[Records excerpted from a collection]
* Begin *
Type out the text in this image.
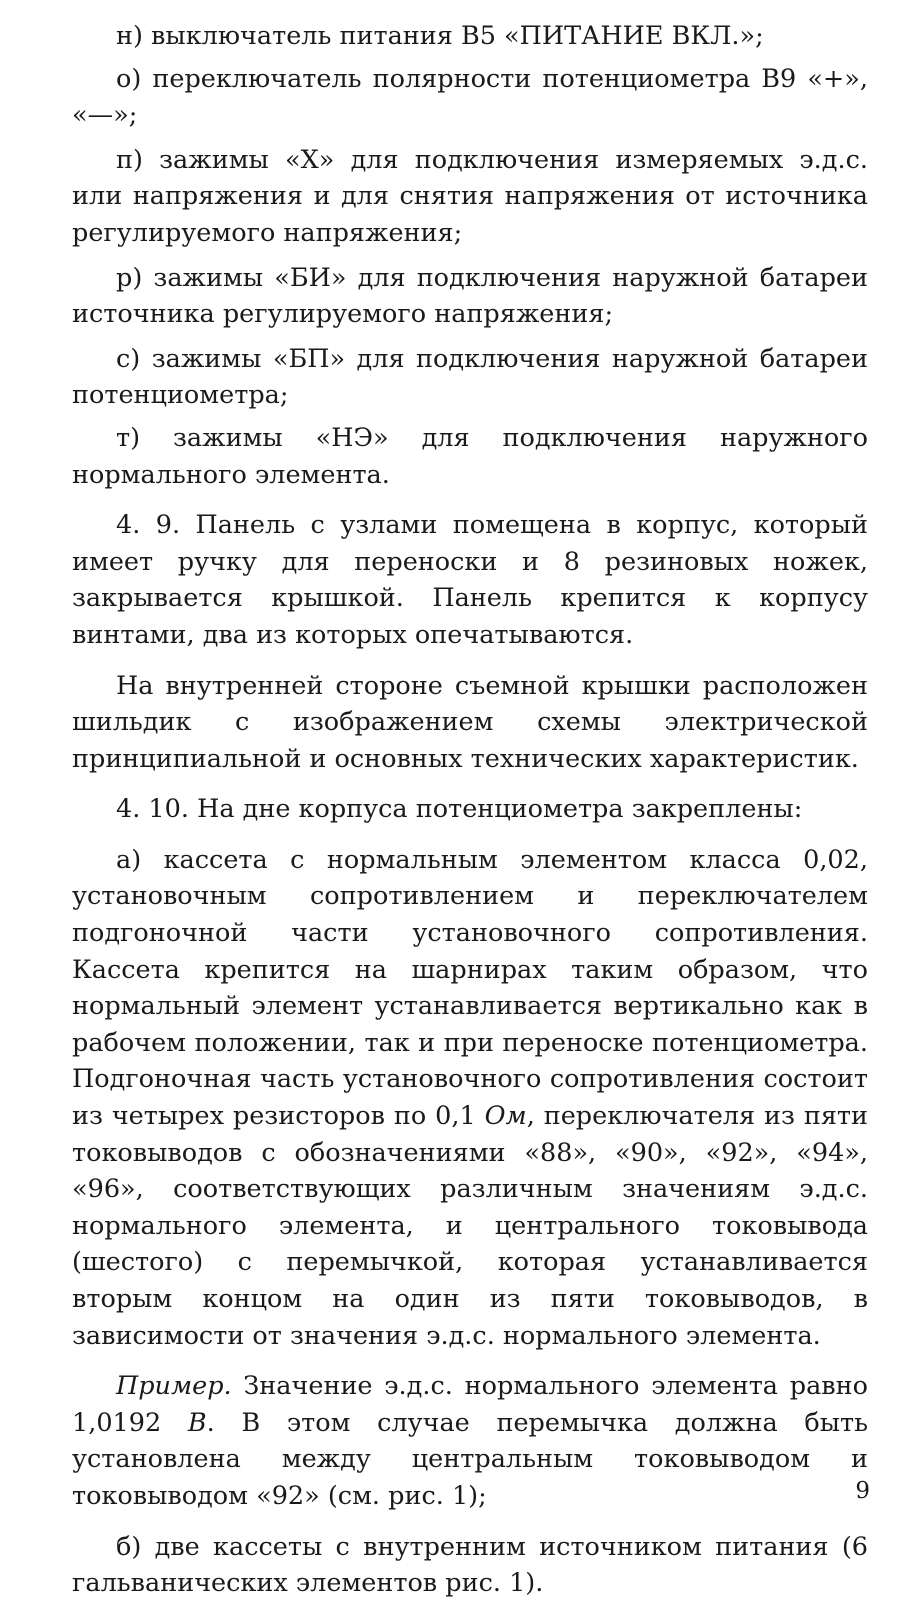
н) выключатель питания В5 «ПИТАНИЕ ВКЛ.»;

о) переключатель полярности потенциометра В9 «+», «—»;

п) зажимы «Х» для подключения измеряемых э.д.с. или напряжения и для снятия напряжения от источника регулируемого напряжения;

р) зажимы «БИ» для подключения наружной батареи источника регулируемого напряжения;

с) зажимы «БП» для подключения наружной батареи потенциометра;

т) зажимы «НЭ» для подключения наружного нормального элемента.

4. 9. Панель с узлами помещена в корпус, который имеет ручку для переноски и 8 резиновых ножек, закрывается крышкой. Панель крепится к корпусу винтами, два из которых опечатываются.

На внутренней стороне съемной крышки расположен шильдик с изображением схемы электрической принципиальной и основных технических характеристик.

4. 10. На дне корпуса потенциометра закреплены:

а) кассета с нормальным элементом класса 0,02, установочным сопротивлением и переключателем подгоночной части установочного сопротивления. Кассета крепится на шарнирах таким образом, что нормальный элемент устанавливается вертикально как в рабочем положении, так и при переноске потенциометра. Подгоночная часть установочного сопротивления состоит из четырех резисторов по 0,1 Ом, переключателя из пяти токовыводов с обозначениями «88», «90», «92», «94», «96», соответствующих различным значениям э.д.с. нормального элемента, и центрального токовывода (шестого) с перемычкой, которая устанавливается вторым концом на один из пяти токовыводов, в зависимости от значения э.д.с. нормального элемента.

Пример. Значение э.д.с. нормального элемента равно 1,0192 В. В этом случае перемычка должна быть установлена между центральным токовыводом и токовыводом «92» (см. рис. 1);

б) две кассеты с внутренним источником питания (6 гальванических элементов рис. 1).

9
* End *
Work instructions:
Transcribe all entries above exactly. Drop the pictures.

Full answer:
Type out the text in this image.
н) выключатель питания В5 «ПИТАНИЕ ВКЛ.»;

о) переключатель полярности потенциометра В9 «+», «—»;

п) зажимы «Х» для подключения измеряемых э.д.с. или напряжения и для снятия напряжения от источника регулируемого напряжения;

р) зажимы «БИ» для подключения наружной батареи источника регулируемого напряжения;

с) зажимы «БП» для подключения наружной батареи потенциометра;

т) зажимы «НЭ» для подключения наружного нормального элемента.

4. 9. Панель с узлами помещена в корпус, который имеет ручку для переноски и 8 резиновых ножек, закрывается крышкой. Панель крепится к корпусу винтами, два из которых опечатываются.

На внутренней стороне съемной крышки расположен шильдик с изображением схемы электрической принципиальной и основных технических характеристик.

4. 10. На дне корпуса потенциометра закреплены:

а) кассета с нормальным элементом класса 0,02, установочным сопротивлением и переключателем подгоночной части установочного сопротивления. Кассета крепится на шарнирах таким образом, что нормальный элемент устанавливается вертикально как в рабочем положении, так и при переноске потенциометра. Подгоночная часть установочного сопротивления состоит из четырех резисторов по 0,1 Ом, переключателя из пяти токовыводов с обозначениями «88», «90», «92», «94», «96», соответствующих различным значениям э.д.с. нормального элемента, и центрального токовывода (шестого) с перемычкой, которая устанавливается вторым концом на один из пяти токовыводов, в зависимости от значения э.д.с. нормального элемента.

Пример. Значение э.д.с. нормального элемента равно 1,0192 В. В этом случае перемычка должна быть установлена между центральным токовыводом и токовыводом «92» (см. рис. 1);

б) две кассеты с внутренним источником питания (6 гальванических элементов рис. 1).

9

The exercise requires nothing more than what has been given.